Work required
Extract every line below that contains the word "name".
# start of Given information
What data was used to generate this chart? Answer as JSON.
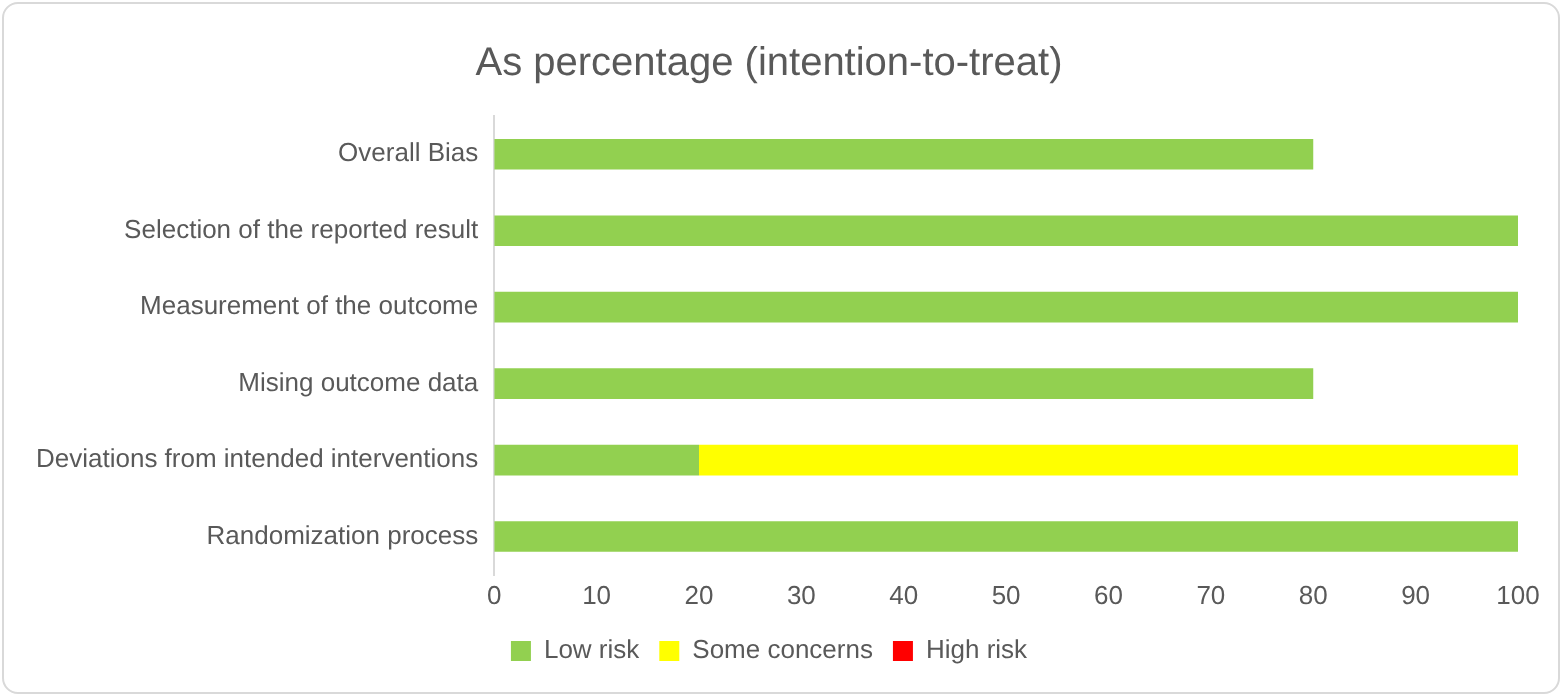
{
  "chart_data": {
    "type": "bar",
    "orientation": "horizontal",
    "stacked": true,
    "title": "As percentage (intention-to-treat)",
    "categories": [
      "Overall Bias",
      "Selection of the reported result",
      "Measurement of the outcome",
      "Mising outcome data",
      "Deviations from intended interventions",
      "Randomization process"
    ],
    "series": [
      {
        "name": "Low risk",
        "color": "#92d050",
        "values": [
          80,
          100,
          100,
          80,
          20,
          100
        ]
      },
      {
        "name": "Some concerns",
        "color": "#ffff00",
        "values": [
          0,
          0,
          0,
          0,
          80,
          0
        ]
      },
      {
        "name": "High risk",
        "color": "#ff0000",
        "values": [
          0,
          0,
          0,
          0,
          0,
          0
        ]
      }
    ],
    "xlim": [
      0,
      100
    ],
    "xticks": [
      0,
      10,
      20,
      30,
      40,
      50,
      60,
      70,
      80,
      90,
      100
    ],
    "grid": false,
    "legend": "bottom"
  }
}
# end of Given information
Solution for this task
        "name": "Low risk",
        "name": "Some concerns",
        "name": "High risk",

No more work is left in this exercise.